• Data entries
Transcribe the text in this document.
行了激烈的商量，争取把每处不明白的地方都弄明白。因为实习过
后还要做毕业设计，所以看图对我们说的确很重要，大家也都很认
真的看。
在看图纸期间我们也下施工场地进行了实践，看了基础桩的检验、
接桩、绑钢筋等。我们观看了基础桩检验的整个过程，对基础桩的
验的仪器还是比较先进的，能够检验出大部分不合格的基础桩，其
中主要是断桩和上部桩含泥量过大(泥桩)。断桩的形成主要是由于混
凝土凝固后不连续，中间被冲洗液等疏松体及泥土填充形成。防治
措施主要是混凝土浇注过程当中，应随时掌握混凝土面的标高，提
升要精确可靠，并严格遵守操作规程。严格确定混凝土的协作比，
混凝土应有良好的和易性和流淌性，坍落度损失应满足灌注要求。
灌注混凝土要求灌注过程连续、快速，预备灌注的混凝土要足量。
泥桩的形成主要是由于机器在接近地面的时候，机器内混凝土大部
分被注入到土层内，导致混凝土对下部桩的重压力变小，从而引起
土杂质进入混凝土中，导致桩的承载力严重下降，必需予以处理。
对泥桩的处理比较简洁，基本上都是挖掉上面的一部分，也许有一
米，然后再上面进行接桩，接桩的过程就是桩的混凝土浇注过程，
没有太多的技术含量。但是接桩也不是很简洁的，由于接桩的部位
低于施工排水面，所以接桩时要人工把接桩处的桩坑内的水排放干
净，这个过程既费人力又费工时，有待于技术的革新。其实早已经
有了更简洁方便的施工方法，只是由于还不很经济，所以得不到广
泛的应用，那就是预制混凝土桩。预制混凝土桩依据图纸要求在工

• Exercise objective
Repeat every entry exactly as written above.

• Solution for this task
Transcribe the text in this document.
行了激烈的商量，争取把每处不明白的地方都弄明白。因为实习过
后还要做毕业设计，所以看图对我们说的确很重要，大家也都很认
真的看。
在看图纸期间我们也下施工场地进行了实践，看了基础桩的检验、
接桩、绑钢筋等。我们观看了基础桩检验的整个过程，对基础桩的
验的仪器还是比较先进的，能够检验出大部分不合格的基础桩，其
中主要是断桩和上部桩含泥量过大(泥桩)。断桩的形成主要是由于混
凝土凝固后不连续，中间被冲洗液等疏松体及泥土填充形成。防治
措施主要是混凝土浇注过程当中，应随时掌握混凝土面的标高，提
升要精确可靠，并严格遵守操作规程。严格确定混凝土的协作比，
混凝土应有良好的和易性和流淌性，坍落度损失应满足灌注要求。
灌注混凝土要求灌注过程连续、快速，预备灌注的混凝土要足量。
泥桩的形成主要是由于机器在接近地面的时候，机器内混凝土大部
分被注入到土层内，导致混凝土对下部桩的重压力变小，从而引起
土杂质进入混凝土中，导致桩的承载力严重下降，必需予以处理。
对泥桩的处理比较简洁，基本上都是挖掉上面的一部分，也许有一
米，然后再上面进行接桩，接桩的过程就是桩的混凝土浇注过程，
没有太多的技术含量。但是接桩也不是很简洁的，由于接桩的部位
低于施工排水面，所以接桩时要人工把接桩处的桩坑内的水排放干
净，这个过程既费人力又费工时，有待于技术的革新。其实早已经
有了更简洁方便的施工方法，只是由于还不很经济，所以得不到广
泛的应用，那就是预制混凝土桩。预制混凝土桩依据图纸要求在工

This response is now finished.